■ **Your task**
Please write out all of the records below line for line, leaving out the pictures.

■ **Records**
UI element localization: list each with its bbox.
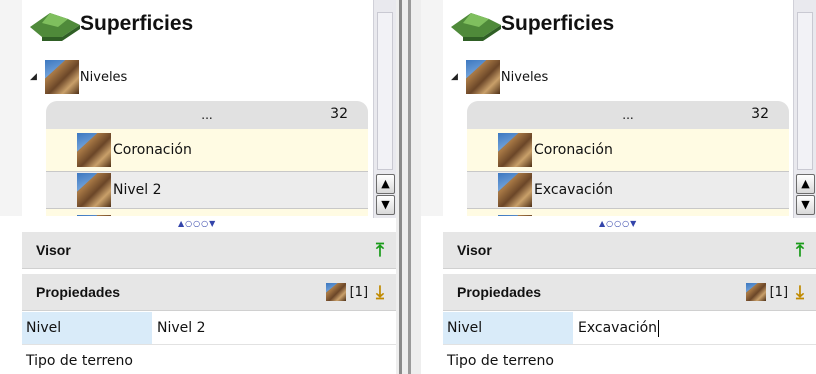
list-item[interactable] [46,213,368,216]
rock-texture-icon [745,283,766,301]
property-name: Nivel [443,312,573,344]
selection-count: [1] [769,284,789,300]
property-row[interactable]: Nivel Nivel 2 [22,312,396,345]
arrow-up-green-icon[interactable]: ⤒ [796,240,804,261]
visor-title: Visor [36,242,71,258]
tree-node-label: Niveles [79,69,128,85]
level-list: Coronación Nivel 2 [46,129,368,216]
property-name: Tipo de terreno [447,353,554,369]
left-panel: Superficies ◢ Niveles ... 32 Coronación … [0,0,396,374]
visor-section[interactable]: Visor ⤒ [443,232,816,269]
level-list: Coronación Excavación [467,129,789,216]
terrain-icon [30,13,80,41]
list-item-label: Excavación [534,182,614,198]
properties-title: Propiedades [36,284,121,300]
rock-texture-icon [498,173,532,207]
collapse-triangle-icon[interactable]: ◢ [30,72,37,82]
list-count: 32 [330,106,348,122]
right-panel: Superficies ◢ Niveles ... 32 Coronación … [421,0,816,374]
property-value[interactable] [152,345,396,374]
scroll-up-icon[interactable]: ▲ [376,174,395,194]
property-row[interactable]: Tipo de terreno [22,345,396,374]
list-item[interactable]: Coronación [467,131,789,169]
list-item[interactable]: Coronación [46,131,368,169]
list-item-selected[interactable]: Nivel 2 [46,171,368,209]
list-header-dots: ... [201,108,213,122]
rock-texture-icon [77,215,111,216]
surfaces-header: Superficies [449,6,614,42]
rock-texture-icon [77,173,111,207]
list-header-dots: ... [622,108,634,122]
list-item[interactable] [467,213,789,216]
panel-splitter[interactable] [396,0,421,374]
property-value[interactable]: Nivel 2 [152,312,396,344]
tree-node-niveles[interactable]: ◢ Niveles [451,60,548,94]
properties-section[interactable]: Propiedades [1] ⤓ [443,274,816,311]
vertical-scrollbar[interactable]: ▲ ▼ [793,0,816,218]
rock-texture-icon [325,283,346,301]
arrow-up-green-icon[interactable]: ⤒ [376,240,384,261]
properties-section[interactable]: Propiedades [1] ⤓ [22,274,396,311]
pager-indicator[interactable]: ▲○○○▼ [178,219,216,228]
terrain-icon [451,13,501,41]
arrow-down-orange-icon[interactable]: ⤓ [376,282,384,303]
list-header: ... 32 [467,101,789,129]
scrollbar-thumb[interactable] [377,12,393,170]
text-caret [658,319,660,337]
property-value-editor[interactable]: Excavación [573,312,816,344]
property-grid: Nivel Nivel 2 Tipo de terreno [22,312,396,374]
properties-actions: [1] ⤓ [745,282,804,303]
arrow-down-orange-icon[interactable]: ⤓ [796,282,804,303]
property-grid: Nivel Excavación Tipo de terreno [443,312,816,374]
scroll-up-icon[interactable]: ▲ [796,174,815,194]
rock-texture-icon [465,60,500,94]
property-name: Tipo de terreno [26,353,133,369]
property-value[interactable] [573,345,816,374]
selection-count: [1] [349,284,369,300]
visor-actions: ⤒ [796,240,804,261]
rock-texture-icon [77,133,111,167]
surfaces-title: Superficies [80,12,194,35]
list-header: ... 32 [46,101,368,129]
scroll-down-icon[interactable]: ▼ [376,195,395,215]
rock-texture-icon [498,133,532,167]
tree-node-niveles[interactable]: ◢ Niveles [30,60,127,94]
scrollbar-thumb[interactable] [797,12,813,170]
rock-texture-icon [44,60,79,94]
scroll-down-icon[interactable]: ▼ [796,195,815,215]
property-row[interactable]: Nivel Excavación [443,312,816,345]
list-count: 32 [751,106,769,122]
list-item-selected[interactable]: Excavación [467,171,789,209]
properties-actions: [1] ⤓ [325,282,384,303]
properties-title: Propiedades [457,284,542,300]
visor-actions: ⤒ [376,240,384,261]
visor-section[interactable]: Visor ⤒ [22,232,396,269]
property-row[interactable]: Tipo de terreno [443,345,816,374]
vertical-scrollbar[interactable]: ▲ ▼ [373,0,396,218]
property-name: Nivel [22,312,152,344]
list-item-label: Coronación [113,142,192,158]
pager-indicator[interactable]: ▲○○○▼ [599,219,637,228]
list-item-label: Nivel 2 [113,182,162,198]
tree-node-label: Niveles [500,69,549,85]
splitter-line [408,0,411,374]
splitter-line [399,0,402,374]
collapse-triangle-icon[interactable]: ◢ [451,72,458,82]
visor-title: Visor [457,242,492,258]
surfaces-title: Superficies [501,12,615,35]
surfaces-header: Superficies [28,6,193,42]
property-value: Excavación [578,320,658,336]
list-item-label: Coronación [534,142,613,158]
rock-texture-icon [498,215,532,216]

■ **Task output**
UI element localization: list each with its bbox.
list-item[interactable] [46,213,368,216]
rock-texture-icon [745,283,766,301]
property-name: Nivel [443,312,573,344]
selection-count: [1] [769,284,789,300]
property-row[interactable]: Nivel Nivel 2 [22,312,396,345]
arrow-up-green-icon[interactable]: ⤒ [796,240,804,261]
visor-title: Visor [36,242,71,258]
tree-node-label: Niveles [79,69,128,85]
level-list: Coronación Nivel 2 [46,129,368,216]
property-name: Tipo de terreno [447,353,554,369]
left-panel: Superficies ◢ Niveles ... 32 Coronación … [0,0,396,374]
visor-section[interactable]: Visor ⤒ [443,232,816,269]
level-list: Coronación Excavación [467,129,789,216]
terrain-icon [30,13,80,41]
list-item-label: Excavación [534,182,614,198]
properties-title: Propiedades [36,284,121,300]
rock-texture-icon [498,173,532,207]
collapse-triangle-icon[interactable]: ◢ [30,72,37,82]
list-count: 32 [330,106,348,122]
right-panel: Superficies ◢ Niveles ... 32 Coronación … [421,0,816,374]
property-value[interactable] [152,345,396,374]
scroll-up-icon[interactable]: ▲ [376,174,395,194]
property-row[interactable]: Tipo de terreno [22,345,396,374]
list-item[interactable]: Coronación [467,131,789,169]
list-item[interactable]: Coronación [46,131,368,169]
list-item-selected[interactable]: Nivel 2 [46,171,368,209]
list-header-dots: ... [201,108,213,122]
rock-texture-icon [77,215,111,216]
surfaces-header: Superficies [449,6,614,42]
rock-texture-icon [77,173,111,207]
list-header-dots: ... [622,108,634,122]
list-item[interactable] [467,213,789,216]
panel-splitter[interactable] [396,0,421,374]
property-value[interactable]: Nivel 2 [152,312,396,344]
tree-node-niveles[interactable]: ◢ Niveles [451,60,548,94]
properties-section[interactable]: Propiedades [1] ⤓ [443,274,816,311]
vertical-scrollbar[interactable]: ▲ ▼ [793,0,816,218]
rock-texture-icon [325,283,346,301]
arrow-up-green-icon[interactable]: ⤒ [376,240,384,261]
properties-section[interactable]: Propiedades [1] ⤓ [22,274,396,311]
pager-indicator[interactable]: ▲○○○▼ [178,219,216,228]
terrain-icon [451,13,501,41]
arrow-down-orange-icon[interactable]: ⤓ [376,282,384,303]
list-header: ... 32 [467,101,789,129]
scrollbar-thumb[interactable] [377,12,393,170]
text-caret [658,319,660,337]
property-value-editor[interactable]: Excavación [573,312,816,344]
property-grid: Nivel Nivel 2 Tipo de terreno [22,312,396,374]
properties-actions: [1] ⤓ [745,282,804,303]
arrow-down-orange-icon[interactable]: ⤓ [796,282,804,303]
property-grid: Nivel Excavación Tipo de terreno [443,312,816,374]
scroll-up-icon[interactable]: ▲ [796,174,815,194]
rock-texture-icon [465,60,500,94]
property-name: Tipo de terreno [26,353,133,369]
property-value[interactable] [573,345,816,374]
selection-count: [1] [349,284,369,300]
visor-actions: ⤒ [796,240,804,261]
rock-texture-icon [77,133,111,167]
surfaces-title: Superficies [80,12,194,35]
list-header: ... 32 [46,101,368,129]
scroll-down-icon[interactable]: ▼ [376,195,395,215]
rock-texture-icon [498,133,532,167]
tree-node-niveles[interactable]: ◢ Niveles [30,60,127,94]
scrollbar-thumb[interactable] [797,12,813,170]
rock-texture-icon [44,60,79,94]
scroll-down-icon[interactable]: ▼ [796,195,815,215]
property-row[interactable]: Nivel Excavación [443,312,816,345]
list-count: 32 [751,106,769,122]
list-item-selected[interactable]: Excavación [467,171,789,209]
properties-actions: [1] ⤓ [325,282,384,303]
properties-title: Propiedades [457,284,542,300]
visor-actions: ⤒ [376,240,384,261]
visor-section[interactable]: Visor ⤒ [22,232,396,269]
property-row[interactable]: Tipo de terreno [443,345,816,374]
vertical-scrollbar[interactable]: ▲ ▼ [373,0,396,218]
property-name: Nivel [22,312,152,344]
list-item-label: Coronación [113,142,192,158]
pager-indicator[interactable]: ▲○○○▼ [599,219,637,228]
list-item-label: Nivel 2 [113,182,162,198]
tree-node-label: Niveles [500,69,549,85]
splitter-line [408,0,411,374]
splitter-line [399,0,402,374]
collapse-triangle-icon[interactable]: ◢ [451,72,458,82]
visor-title: Visor [457,242,492,258]
surfaces-title: Superficies [501,12,615,35]
surfaces-header: Superficies [28,6,193,42]
property-value: Excavación [578,320,658,336]
list-item-label: Coronación [534,142,613,158]
rock-texture-icon [498,215,532,216]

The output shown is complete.